Set down, in full, every record in the block.

**Rows:**
# # # #

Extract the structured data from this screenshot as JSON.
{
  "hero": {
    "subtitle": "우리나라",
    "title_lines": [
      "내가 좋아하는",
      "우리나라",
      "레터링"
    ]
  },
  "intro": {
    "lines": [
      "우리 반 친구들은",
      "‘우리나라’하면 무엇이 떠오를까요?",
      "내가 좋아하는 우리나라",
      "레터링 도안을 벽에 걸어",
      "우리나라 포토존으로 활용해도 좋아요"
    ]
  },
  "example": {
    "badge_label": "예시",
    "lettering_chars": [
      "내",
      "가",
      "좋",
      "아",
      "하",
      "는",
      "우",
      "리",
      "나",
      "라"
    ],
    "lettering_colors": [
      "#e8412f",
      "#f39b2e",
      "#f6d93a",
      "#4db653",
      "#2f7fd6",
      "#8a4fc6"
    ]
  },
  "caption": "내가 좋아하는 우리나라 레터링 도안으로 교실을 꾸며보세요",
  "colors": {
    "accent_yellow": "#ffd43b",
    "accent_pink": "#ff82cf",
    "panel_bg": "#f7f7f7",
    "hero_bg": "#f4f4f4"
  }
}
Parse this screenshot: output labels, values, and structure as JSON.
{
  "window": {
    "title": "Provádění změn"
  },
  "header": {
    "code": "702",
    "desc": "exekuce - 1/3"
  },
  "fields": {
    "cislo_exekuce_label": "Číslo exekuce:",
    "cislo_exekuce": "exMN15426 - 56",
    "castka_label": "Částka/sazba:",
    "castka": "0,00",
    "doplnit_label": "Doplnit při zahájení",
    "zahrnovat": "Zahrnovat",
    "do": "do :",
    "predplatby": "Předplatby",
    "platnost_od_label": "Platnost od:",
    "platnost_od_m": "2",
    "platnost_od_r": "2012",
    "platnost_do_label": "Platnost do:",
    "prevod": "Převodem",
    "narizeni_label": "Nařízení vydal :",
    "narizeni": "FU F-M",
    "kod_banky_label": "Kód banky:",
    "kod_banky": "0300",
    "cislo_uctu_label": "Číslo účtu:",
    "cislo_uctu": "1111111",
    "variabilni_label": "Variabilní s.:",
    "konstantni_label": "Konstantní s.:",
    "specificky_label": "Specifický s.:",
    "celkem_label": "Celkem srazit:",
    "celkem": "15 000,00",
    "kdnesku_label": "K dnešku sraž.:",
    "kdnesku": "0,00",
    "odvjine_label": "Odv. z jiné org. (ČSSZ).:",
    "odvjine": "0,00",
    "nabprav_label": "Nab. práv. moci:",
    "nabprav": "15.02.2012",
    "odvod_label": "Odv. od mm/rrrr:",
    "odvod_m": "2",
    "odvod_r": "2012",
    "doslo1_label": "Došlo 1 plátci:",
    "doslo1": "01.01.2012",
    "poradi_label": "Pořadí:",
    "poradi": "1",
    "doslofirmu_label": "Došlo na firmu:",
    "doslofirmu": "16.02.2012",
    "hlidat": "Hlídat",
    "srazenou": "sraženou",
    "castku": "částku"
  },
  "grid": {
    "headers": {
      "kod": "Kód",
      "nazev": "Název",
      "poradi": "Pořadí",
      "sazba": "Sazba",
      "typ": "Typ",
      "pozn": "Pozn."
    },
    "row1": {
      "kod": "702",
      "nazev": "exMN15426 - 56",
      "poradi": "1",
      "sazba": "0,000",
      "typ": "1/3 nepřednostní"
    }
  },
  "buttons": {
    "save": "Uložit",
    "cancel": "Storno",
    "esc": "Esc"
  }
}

# # # #

**Final answer:**
Extract the structured data from this screenshot as JSON.
{
  "hero": {
    "subtitle": "우리나라",
    "title_lines": [
      "내가 좋아하는",
      "우리나라",
      "레터링"
    ]
  },
  "intro": {
    "lines": [
      "우리 반 친구들은",
      "‘우리나라’하면 무엇이 떠오를까요?",
      "내가 좋아하는 우리나라",
      "레터링 도안을 벽에 걸어",
      "우리나라 포토존으로 활용해도 좋아요"
    ]
  },
  "example": {
    "badge_label": "예시",
    "lettering_chars": [
      "내",
      "가",
      "좋",
      "아",
      "하",
      "는",
      "우",
      "리",
      "나",
      "라"
    ],
    "lettering_colors": [
      "#e8412f",
      "#f39b2e",
      "#f6d93a",
      "#4db653",
      "#2f7fd6",
      "#8a4fc6"
    ]
  },
  "caption": "내가 좋아하는 우리나라 레터링 도안으로 교실을 꾸며보세요",
  "colors": {
    "accent_yellow": "#ffd43b",
    "accent_pink": "#ff82cf",
    "panel_bg": "#f7f7f7",
    "hero_bg": "#f4f4f4"
  }
}
Parse this screenshot: output labels, values, and structure as JSON.
{
  "window": {
    "title": "Provádění změn"
  },
  "header": {
    "code": "702",
    "desc": "exekuce - 1/3"
  },
  "fields": {
    "cislo_exekuce_label": "Číslo exekuce:",
    "cislo_exekuce": "exMN15426 - 56",
    "castka_label": "Částka/sazba:",
    "castka": "0,00",
    "doplnit_label": "Doplnit při zahájení",
    "zahrnovat": "Zahrnovat",
    "do": "do :",
    "predplatby": "Předplatby",
    "platnost_od_label": "Platnost od:",
    "platnost_od_m": "2",
    "platnost_od_r": "2012",
    "platnost_do_label": "Platnost do:",
    "prevod": "Převodem",
    "narizeni_label": "Nařízení vydal :",
    "narizeni": "FU F-M",
    "kod_banky_label": "Kód banky:",
    "kod_banky": "0300",
    "cislo_uctu_label": "Číslo účtu:",
    "cislo_uctu": "1111111",
    "variabilni_label": "Variabilní s.:",
    "konstantni_label": "Konstantní s.:",
    "specificky_label": "Specifický s.:",
    "celkem_label": "Celkem srazit:",
    "celkem": "15 000,00",
    "kdnesku_label": "K dnešku sraž.:",
    "kdnesku": "0,00",
    "odvjine_label": "Odv. z jiné org. (ČSSZ).:",
    "odvjine": "0,00",
    "nabprav_label": "Nab. práv. moci:",
    "nabprav": "15.02.2012",
    "odvod_label": "Odv. od mm/rrrr:",
    "odvod_m": "2",
    "odvod_r": "2012",
    "doslo1_label": "Došlo 1 plátci:",
    "doslo1": "01.01.2012",
    "poradi_label": "Pořadí:",
    "poradi": "1",
    "doslofirmu_label": "Došlo na firmu:",
    "doslofirmu": "16.02.2012",
    "hlidat": "Hlídat",
    "srazenou": "sraženou",
    "castku": "částku"
  },
  "grid": {
    "headers": {
      "kod": "Kód",
      "nazev": "Název",
      "poradi": "Pořadí",
      "sazba": "Sazba",
      "typ": "Typ",
      "pozn": "Pozn."
    },
    "row1": {
      "kod": "702",
      "nazev": "exMN15426 - 56",
      "poradi": "1",
      "sazba": "0,000",
      "typ": "1/3 nepřednostní"
    }
  },
  "buttons": {
    "save": "Uložit",
    "cancel": "Storno",
    "esc": "Esc"
  }
}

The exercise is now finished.